> **Exercise instructions**: Rewrite the entries starting at the line containing "Patent image size: (739, 523)." and ending at the line containing "The second thermoelectric assembly 240 is", substituting "typical configuration" for "representative configuration" and leaving everything else unchanged.

— START —

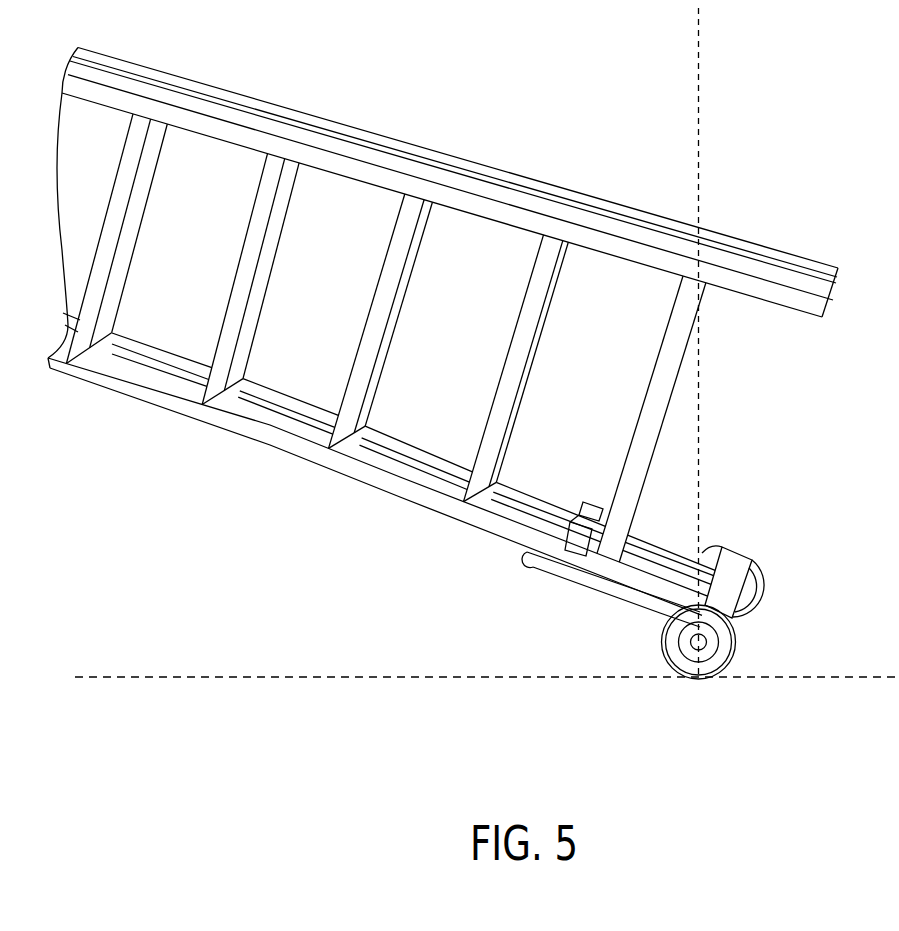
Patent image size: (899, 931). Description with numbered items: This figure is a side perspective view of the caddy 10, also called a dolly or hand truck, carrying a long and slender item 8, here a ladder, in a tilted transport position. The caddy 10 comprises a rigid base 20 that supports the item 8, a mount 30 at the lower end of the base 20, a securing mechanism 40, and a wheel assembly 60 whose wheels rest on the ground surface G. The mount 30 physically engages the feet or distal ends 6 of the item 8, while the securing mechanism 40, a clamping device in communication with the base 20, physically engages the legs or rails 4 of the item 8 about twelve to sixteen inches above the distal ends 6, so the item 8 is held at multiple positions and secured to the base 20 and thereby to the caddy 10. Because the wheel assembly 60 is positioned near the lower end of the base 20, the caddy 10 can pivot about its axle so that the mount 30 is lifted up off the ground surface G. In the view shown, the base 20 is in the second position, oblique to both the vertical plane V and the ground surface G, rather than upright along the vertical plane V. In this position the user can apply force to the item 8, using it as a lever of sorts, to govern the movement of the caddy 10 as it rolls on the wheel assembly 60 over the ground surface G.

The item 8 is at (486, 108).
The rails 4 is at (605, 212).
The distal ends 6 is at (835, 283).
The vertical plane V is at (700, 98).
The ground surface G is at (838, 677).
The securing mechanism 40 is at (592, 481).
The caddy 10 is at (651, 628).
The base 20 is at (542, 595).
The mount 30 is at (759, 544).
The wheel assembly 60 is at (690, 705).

— END —
— START —

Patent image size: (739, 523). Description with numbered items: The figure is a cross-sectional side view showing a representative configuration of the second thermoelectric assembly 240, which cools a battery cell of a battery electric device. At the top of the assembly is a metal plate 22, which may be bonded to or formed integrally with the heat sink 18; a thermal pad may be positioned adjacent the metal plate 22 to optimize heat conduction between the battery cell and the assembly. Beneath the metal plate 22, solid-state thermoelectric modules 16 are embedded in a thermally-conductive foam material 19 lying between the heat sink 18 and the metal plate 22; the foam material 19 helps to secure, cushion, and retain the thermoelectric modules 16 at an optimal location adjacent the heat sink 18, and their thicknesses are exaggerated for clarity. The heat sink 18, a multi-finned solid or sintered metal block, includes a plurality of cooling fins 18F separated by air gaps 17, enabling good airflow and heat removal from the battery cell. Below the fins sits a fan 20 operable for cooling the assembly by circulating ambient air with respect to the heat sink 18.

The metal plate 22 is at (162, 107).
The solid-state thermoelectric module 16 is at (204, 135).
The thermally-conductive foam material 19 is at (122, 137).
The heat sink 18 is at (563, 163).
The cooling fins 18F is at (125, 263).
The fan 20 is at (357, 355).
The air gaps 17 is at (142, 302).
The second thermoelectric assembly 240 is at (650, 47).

— END —
— START —

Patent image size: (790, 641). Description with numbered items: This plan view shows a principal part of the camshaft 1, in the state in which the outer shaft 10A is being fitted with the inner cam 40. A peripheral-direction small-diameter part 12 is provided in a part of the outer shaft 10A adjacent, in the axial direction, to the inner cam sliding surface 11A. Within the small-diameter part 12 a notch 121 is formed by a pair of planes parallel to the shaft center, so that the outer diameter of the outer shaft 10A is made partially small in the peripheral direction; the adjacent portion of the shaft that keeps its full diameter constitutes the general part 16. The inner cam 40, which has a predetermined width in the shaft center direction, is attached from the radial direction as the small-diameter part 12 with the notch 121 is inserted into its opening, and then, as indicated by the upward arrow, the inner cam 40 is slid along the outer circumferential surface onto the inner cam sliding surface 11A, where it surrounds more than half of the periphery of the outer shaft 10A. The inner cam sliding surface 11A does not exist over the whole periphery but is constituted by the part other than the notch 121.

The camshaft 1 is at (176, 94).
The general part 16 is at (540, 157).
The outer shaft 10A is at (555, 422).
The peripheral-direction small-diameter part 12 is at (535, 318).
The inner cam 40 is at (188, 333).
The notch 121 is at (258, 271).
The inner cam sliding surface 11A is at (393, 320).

— END —

> **Solution for this exercise**:
Patent image size: (739, 523). Description with numbered items: The figure is a cross-sectional side view showing a typical configuration of the second thermoelectric assembly 240, which cools a battery cell of a battery electric device. At the top of the assembly is a metal plate 22, which may be bonded to or formed integrally with the heat sink 18; a thermal pad may be positioned adjacent the metal plate 22 to optimize heat conduction between the battery cell and the assembly. Beneath the metal plate 22, solid-state thermoelectric modules 16 are embedded in a thermally-conductive foam material 19 lying between the heat sink 18 and the metal plate 22; the foam material 19 helps to secure, cushion, and retain the thermoelectric modules 16 at an optimal location adjacent the heat sink 18, and their thicknesses are exaggerated for clarity. The heat sink 18, a multi-finned solid or sintered metal block, includes a plurality of cooling fins 18F separated by air gaps 17, enabling good airflow and heat removal from the battery cell. Below the fins sits a fan 20 operable for cooling the assembly by circulating ambient air with respect to the heat sink 18.

The metal plate 22 is at (162, 107).
The solid-state thermoelectric module 16 is at (204, 135).
The thermally-conductive foam material 19 is at (122, 137).
The heat sink 18 is at (563, 163).
The cooling fins 18F is at (125, 263).
The fan 20 is at (357, 355).
The air gaps 17 is at (142, 302).
The second thermoelectric assembly 240 is at (650, 47).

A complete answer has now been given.